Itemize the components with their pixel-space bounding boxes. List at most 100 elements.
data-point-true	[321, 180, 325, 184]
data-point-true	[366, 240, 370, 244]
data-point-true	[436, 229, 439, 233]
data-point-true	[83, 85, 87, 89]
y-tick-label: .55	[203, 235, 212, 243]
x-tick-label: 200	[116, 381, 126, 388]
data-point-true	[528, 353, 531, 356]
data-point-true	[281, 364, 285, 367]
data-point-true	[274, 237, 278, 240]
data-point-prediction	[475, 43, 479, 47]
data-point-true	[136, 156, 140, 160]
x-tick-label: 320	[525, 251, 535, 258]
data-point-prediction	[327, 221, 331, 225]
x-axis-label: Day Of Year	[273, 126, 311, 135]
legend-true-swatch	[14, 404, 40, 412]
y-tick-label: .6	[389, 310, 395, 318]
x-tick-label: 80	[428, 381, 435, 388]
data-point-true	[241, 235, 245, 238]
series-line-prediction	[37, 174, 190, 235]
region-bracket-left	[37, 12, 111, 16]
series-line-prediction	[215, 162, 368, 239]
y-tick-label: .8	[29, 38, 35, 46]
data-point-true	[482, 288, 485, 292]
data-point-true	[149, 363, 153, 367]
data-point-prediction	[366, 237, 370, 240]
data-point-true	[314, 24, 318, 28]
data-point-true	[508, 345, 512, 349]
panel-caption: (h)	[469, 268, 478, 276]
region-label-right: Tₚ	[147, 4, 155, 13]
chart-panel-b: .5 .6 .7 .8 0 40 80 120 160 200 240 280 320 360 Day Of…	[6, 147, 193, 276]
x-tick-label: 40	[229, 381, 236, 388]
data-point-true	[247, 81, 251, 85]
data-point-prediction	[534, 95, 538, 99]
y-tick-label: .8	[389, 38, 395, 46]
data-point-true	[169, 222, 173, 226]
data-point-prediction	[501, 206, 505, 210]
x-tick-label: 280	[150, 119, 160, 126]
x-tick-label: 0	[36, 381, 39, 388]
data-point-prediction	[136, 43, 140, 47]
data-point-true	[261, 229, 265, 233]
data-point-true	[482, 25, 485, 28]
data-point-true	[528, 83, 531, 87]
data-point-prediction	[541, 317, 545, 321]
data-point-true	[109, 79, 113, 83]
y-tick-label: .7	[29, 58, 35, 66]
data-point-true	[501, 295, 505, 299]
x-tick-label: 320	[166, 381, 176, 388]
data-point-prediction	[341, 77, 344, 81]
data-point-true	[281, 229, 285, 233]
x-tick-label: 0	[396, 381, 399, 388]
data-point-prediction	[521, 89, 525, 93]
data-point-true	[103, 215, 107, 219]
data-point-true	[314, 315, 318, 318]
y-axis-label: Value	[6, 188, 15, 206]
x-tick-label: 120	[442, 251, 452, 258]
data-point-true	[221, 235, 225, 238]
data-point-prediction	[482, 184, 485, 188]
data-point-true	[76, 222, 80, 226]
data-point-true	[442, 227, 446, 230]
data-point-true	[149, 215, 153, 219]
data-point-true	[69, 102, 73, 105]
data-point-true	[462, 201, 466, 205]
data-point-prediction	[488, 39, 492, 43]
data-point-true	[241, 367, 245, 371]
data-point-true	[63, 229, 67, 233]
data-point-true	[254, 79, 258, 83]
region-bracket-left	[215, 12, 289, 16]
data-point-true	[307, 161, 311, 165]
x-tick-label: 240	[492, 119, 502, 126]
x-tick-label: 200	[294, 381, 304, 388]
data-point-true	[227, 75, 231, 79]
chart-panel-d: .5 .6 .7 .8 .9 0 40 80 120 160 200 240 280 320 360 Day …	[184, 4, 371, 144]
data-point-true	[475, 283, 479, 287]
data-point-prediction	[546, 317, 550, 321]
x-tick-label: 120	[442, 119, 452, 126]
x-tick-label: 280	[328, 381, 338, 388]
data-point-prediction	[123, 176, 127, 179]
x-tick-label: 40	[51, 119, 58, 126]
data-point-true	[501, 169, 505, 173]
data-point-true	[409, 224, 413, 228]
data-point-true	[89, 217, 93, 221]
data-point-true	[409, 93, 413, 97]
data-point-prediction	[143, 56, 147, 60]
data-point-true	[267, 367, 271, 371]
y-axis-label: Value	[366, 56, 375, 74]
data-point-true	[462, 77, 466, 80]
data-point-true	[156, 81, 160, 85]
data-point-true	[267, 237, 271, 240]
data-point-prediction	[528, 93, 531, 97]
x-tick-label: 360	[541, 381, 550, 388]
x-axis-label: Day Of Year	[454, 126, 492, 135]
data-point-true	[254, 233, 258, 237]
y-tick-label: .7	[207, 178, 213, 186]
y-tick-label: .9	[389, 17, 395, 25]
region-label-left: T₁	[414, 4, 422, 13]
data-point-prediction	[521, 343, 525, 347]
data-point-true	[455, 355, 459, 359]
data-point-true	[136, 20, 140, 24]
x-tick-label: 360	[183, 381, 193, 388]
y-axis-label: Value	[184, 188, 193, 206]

------------------------------

:: GIVEN INSTRUCTION ::
Copy all of the records above line for line, with no changes.

:: RESULT BELOW ::
Itemize the components with their pixel-space bounding boxes. List at most 100 elements.
data-point-true	[321, 180, 325, 184]
data-point-true	[366, 240, 370, 244]
data-point-true	[436, 229, 439, 233]
data-point-true	[83, 85, 87, 89]
y-tick-label: .55	[203, 235, 212, 243]
x-tick-label: 200	[116, 381, 126, 388]
data-point-true	[528, 353, 531, 356]
data-point-true	[281, 364, 285, 367]
data-point-true	[274, 237, 278, 240]
data-point-prediction	[475, 43, 479, 47]
data-point-true	[136, 156, 140, 160]
x-tick-label: 320	[525, 251, 535, 258]
data-point-prediction	[327, 221, 331, 225]
x-axis-label: Day Of Year	[273, 126, 311, 135]
legend-true-swatch	[14, 404, 40, 412]
y-tick-label: .6	[389, 310, 395, 318]
x-tick-label: 80	[428, 381, 435, 388]
data-point-true	[241, 235, 245, 238]
series-line-prediction	[37, 174, 190, 235]
region-bracket-left	[37, 12, 111, 16]
series-line-prediction	[215, 162, 368, 239]
y-tick-label: .8	[29, 38, 35, 46]
data-point-true	[482, 288, 485, 292]
data-point-true	[149, 363, 153, 367]
data-point-prediction	[366, 237, 370, 240]
data-point-true	[314, 24, 318, 28]
data-point-true	[508, 345, 512, 349]
panel-caption: (h)	[469, 268, 478, 276]
region-label-right: Tₚ	[147, 4, 155, 13]
chart-panel-b: .5 .6 .7 .8 0 40 80 120 160 200 240 280 320 360 Day Of…	[6, 147, 193, 276]
x-tick-label: 40	[229, 381, 236, 388]
data-point-true	[247, 81, 251, 85]
data-point-prediction	[534, 95, 538, 99]
y-tick-label: .8	[389, 38, 395, 46]
data-point-true	[169, 222, 173, 226]
data-point-prediction	[501, 206, 505, 210]
x-tick-label: 280	[150, 119, 160, 126]
x-tick-label: 0	[36, 381, 39, 388]
data-point-prediction	[136, 43, 140, 47]
data-point-true	[261, 229, 265, 233]
data-point-true	[482, 25, 485, 28]
data-point-true	[528, 83, 531, 87]
data-point-prediction	[541, 317, 545, 321]
data-point-true	[109, 79, 113, 83]
y-tick-label: .7	[29, 58, 35, 66]
data-point-true	[501, 295, 505, 299]
x-tick-label: 320	[166, 381, 176, 388]
data-point-prediction	[341, 77, 344, 81]
data-point-true	[281, 229, 285, 233]
x-tick-label: 0	[396, 381, 399, 388]
data-point-prediction	[521, 89, 525, 93]
data-point-true	[103, 215, 107, 219]
data-point-true	[314, 315, 318, 318]
y-axis-label: Value	[6, 188, 15, 206]
x-tick-label: 120	[442, 251, 452, 258]
data-point-true	[221, 235, 225, 238]
data-point-prediction	[482, 184, 485, 188]
data-point-true	[76, 222, 80, 226]
data-point-true	[442, 227, 446, 230]
data-point-true	[149, 215, 153, 219]
data-point-true	[69, 102, 73, 105]
data-point-true	[462, 201, 466, 205]
data-point-prediction	[488, 39, 492, 43]
data-point-true	[241, 367, 245, 371]
data-point-true	[63, 229, 67, 233]
data-point-true	[254, 79, 258, 83]
region-bracket-left	[215, 12, 289, 16]
data-point-true	[307, 161, 311, 165]
x-tick-label: 240	[492, 119, 502, 126]
x-tick-label: 200	[294, 381, 304, 388]
data-point-true	[227, 75, 231, 79]
chart-panel-d: .5 .6 .7 .8 .9 0 40 80 120 160 200 240 280 320 360 Day …	[184, 4, 371, 144]
data-point-true	[475, 283, 479, 287]
data-point-prediction	[546, 317, 550, 321]
x-tick-label: 120	[442, 119, 452, 126]
x-tick-label: 280	[328, 381, 338, 388]
data-point-prediction	[123, 176, 127, 179]
x-tick-label: 40	[51, 119, 58, 126]
data-point-true	[501, 169, 505, 173]
data-point-true	[409, 224, 413, 228]
data-point-true	[89, 217, 93, 221]
data-point-true	[409, 93, 413, 97]
data-point-prediction	[143, 56, 147, 60]
data-point-true	[267, 367, 271, 371]
y-axis-label: Value	[366, 56, 375, 74]
data-point-true	[462, 77, 466, 80]
data-point-true	[156, 81, 160, 85]
data-point-true	[267, 237, 271, 240]
data-point-prediction	[528, 93, 531, 97]
x-tick-label: 360	[541, 381, 550, 388]
x-axis-label: Day Of Year	[454, 126, 492, 135]
data-point-true	[254, 233, 258, 237]
y-tick-label: .7	[207, 178, 213, 186]
y-tick-label: .9	[389, 17, 395, 25]
region-label-left: T₁	[414, 4, 422, 13]
data-point-prediction	[521, 343, 525, 347]
data-point-true	[455, 355, 459, 359]
data-point-true	[136, 20, 140, 24]
x-tick-label: 360	[183, 381, 193, 388]
y-axis-label: Value	[184, 188, 193, 206]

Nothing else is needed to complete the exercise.